## What the task requires
Reproduce all of the records below verbatim, omitting the pictures.

## Material for this task
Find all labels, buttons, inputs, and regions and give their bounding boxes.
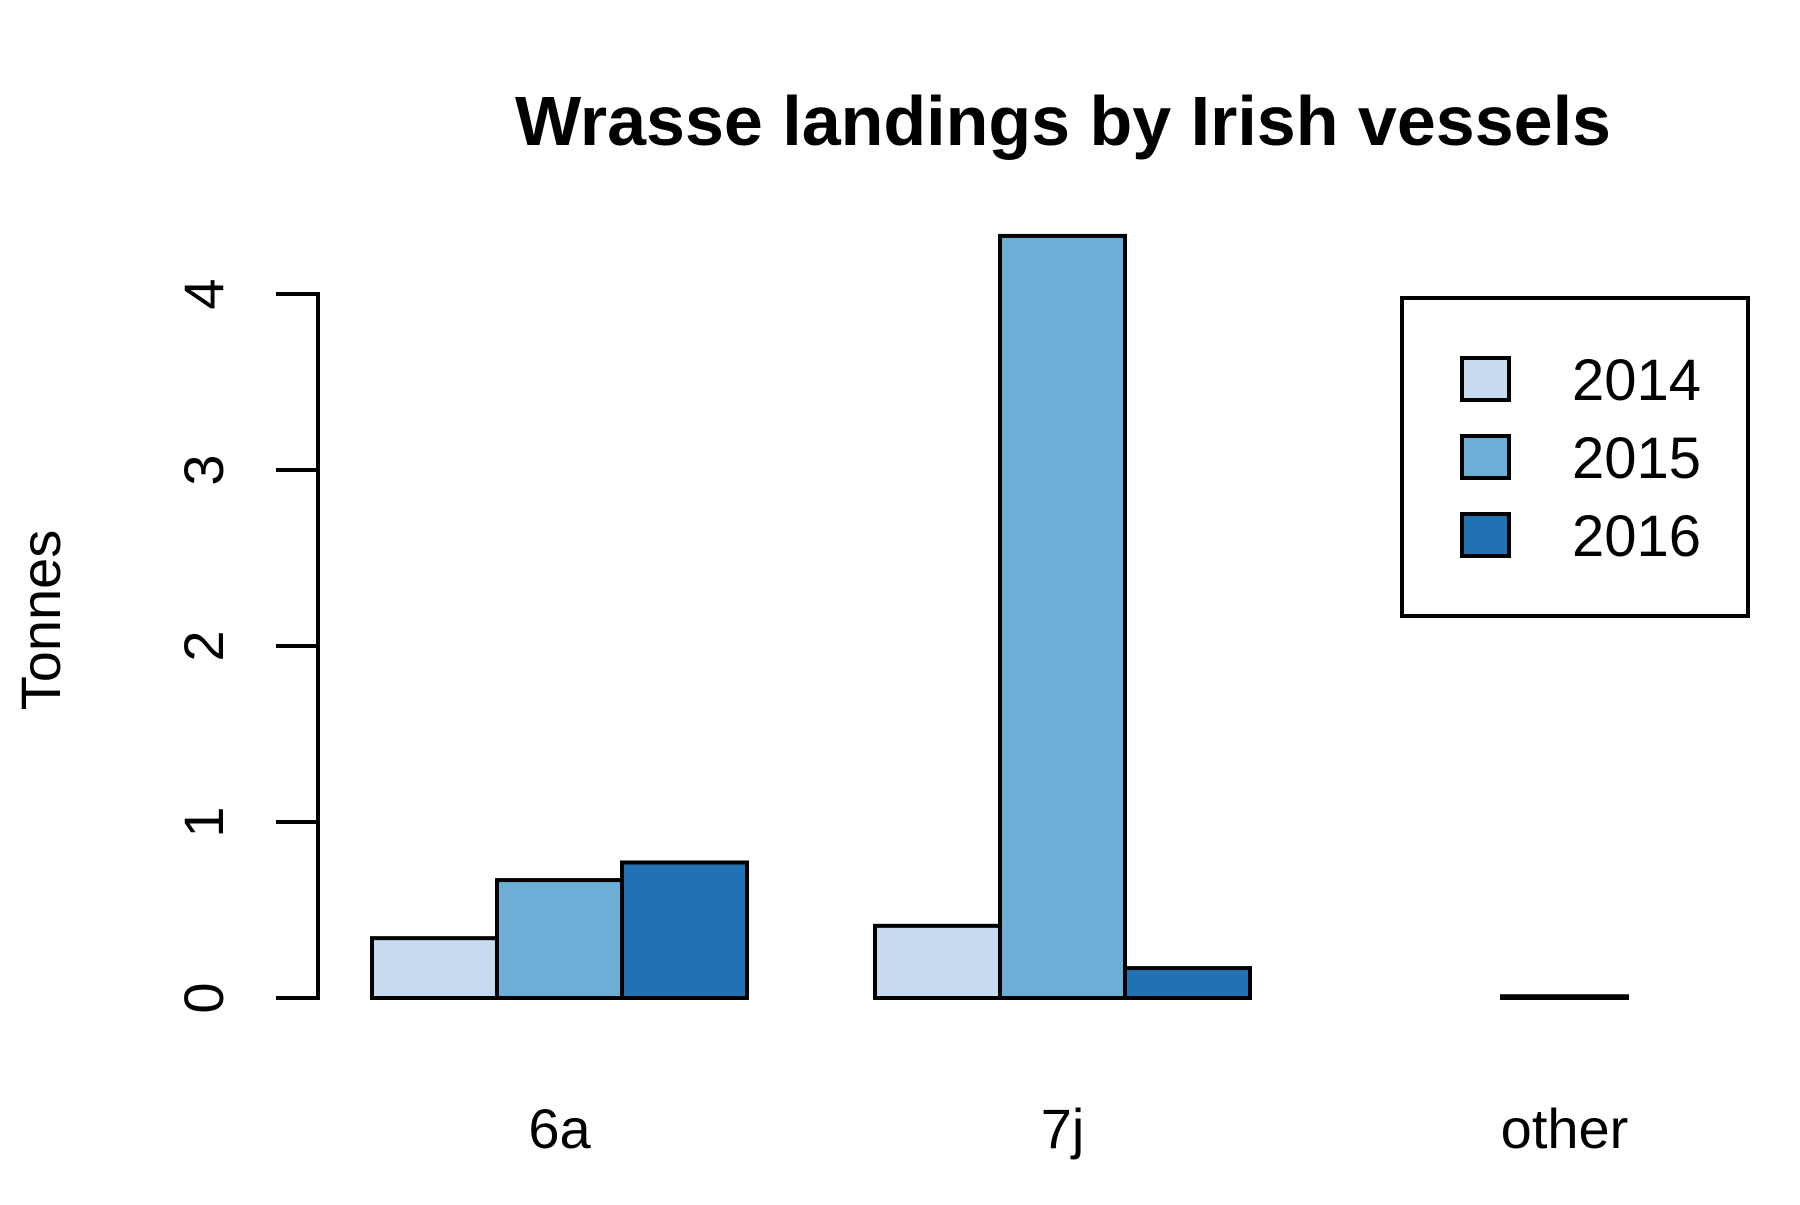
bar-6a-2016: [620, 860, 749, 1000]
y-axis-label: Tonnes: [9, 530, 72, 711]
y-tick-label: 1: [172, 806, 235, 837]
bar-7j-2014: [873, 923, 1002, 1001]
category-label: other: [1501, 1097, 1629, 1160]
bar-7j-2016: [1123, 966, 1252, 1001]
y-tick-label: 4: [172, 278, 235, 309]
legend-swatch-2015: [1460, 434, 1511, 480]
legend-swatch-2016: [1460, 512, 1511, 558]
legend-label-2015: 2015: [1572, 426, 1701, 491]
legend-label-2016: 2016: [1572, 504, 1701, 569]
bars: [370, 233, 1629, 1001]
legend-label-2014: 2014: [1572, 348, 1701, 413]
bar-other-2015: [1500, 994, 1629, 1000]
category-labels: 6a 7j other: [528, 1097, 1628, 1160]
category-label: 7j: [1041, 1097, 1085, 1160]
bar-6a-2014: [370, 936, 499, 1000]
legend-box: [1400, 296, 1750, 618]
y-tick-label: 3: [172, 454, 235, 485]
y-axis: 0 1 2 3 4: [172, 278, 320, 1014]
legend: 2014 2015 2016: [1400, 296, 1750, 618]
bar-6a-2015: [495, 878, 624, 1001]
category-label: 6a: [528, 1097, 591, 1160]
y-tick-label: 2: [172, 630, 235, 661]
y-tick-label: 0: [172, 982, 235, 1013]
legend-swatch-2014: [1460, 356, 1511, 402]
bar-7j-2015: [998, 233, 1127, 1001]
chart-title: Wrasse landings by Irish vessels: [515, 82, 1611, 160]
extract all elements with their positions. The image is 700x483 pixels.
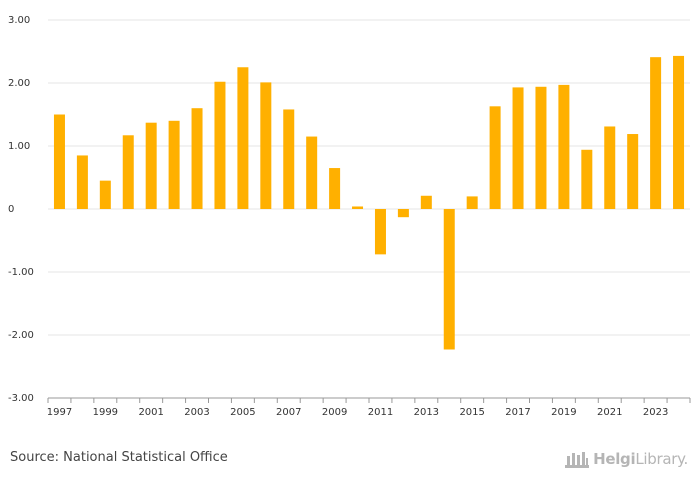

## Response below
Find all labels, buttons, inputs, and regions and give their bounding boxes.
bar-6a-2016: [620, 860, 749, 1000]
y-axis-label: Tonnes: [9, 530, 72, 711]
y-tick-label: 1: [172, 806, 235, 837]
bar-7j-2014: [873, 923, 1002, 1001]
category-label: other: [1501, 1097, 1629, 1160]
bar-7j-2016: [1123, 966, 1252, 1001]
y-tick-label: 4: [172, 278, 235, 309]
legend-swatch-2015: [1460, 434, 1511, 480]
legend-swatch-2016: [1460, 512, 1511, 558]
legend-label-2015: 2015: [1572, 426, 1701, 491]
legend-label-2016: 2016: [1572, 504, 1701, 569]
bars: [370, 233, 1629, 1001]
legend-label-2014: 2014: [1572, 348, 1701, 413]
bar-other-2015: [1500, 994, 1629, 1000]
category-labels: 6a 7j other: [528, 1097, 1628, 1160]
category-label: 7j: [1041, 1097, 1085, 1160]
bar-6a-2014: [370, 936, 499, 1000]
legend-box: [1400, 296, 1750, 618]
y-tick-label: 3: [172, 454, 235, 485]
y-axis: 0 1 2 3 4: [172, 278, 320, 1014]
legend: 2014 2015 2016: [1400, 296, 1750, 618]
bar-6a-2015: [495, 878, 624, 1001]
category-label: 6a: [528, 1097, 591, 1160]
y-tick-label: 2: [172, 630, 235, 661]
y-tick-label: 0: [172, 982, 235, 1013]
legend-swatch-2014: [1460, 356, 1511, 402]
bar-7j-2015: [998, 233, 1127, 1001]
chart-title: Wrasse landings by Irish vessels: [515, 82, 1611, 160]
extract all elements with their positions. The image is 700x483 pixels.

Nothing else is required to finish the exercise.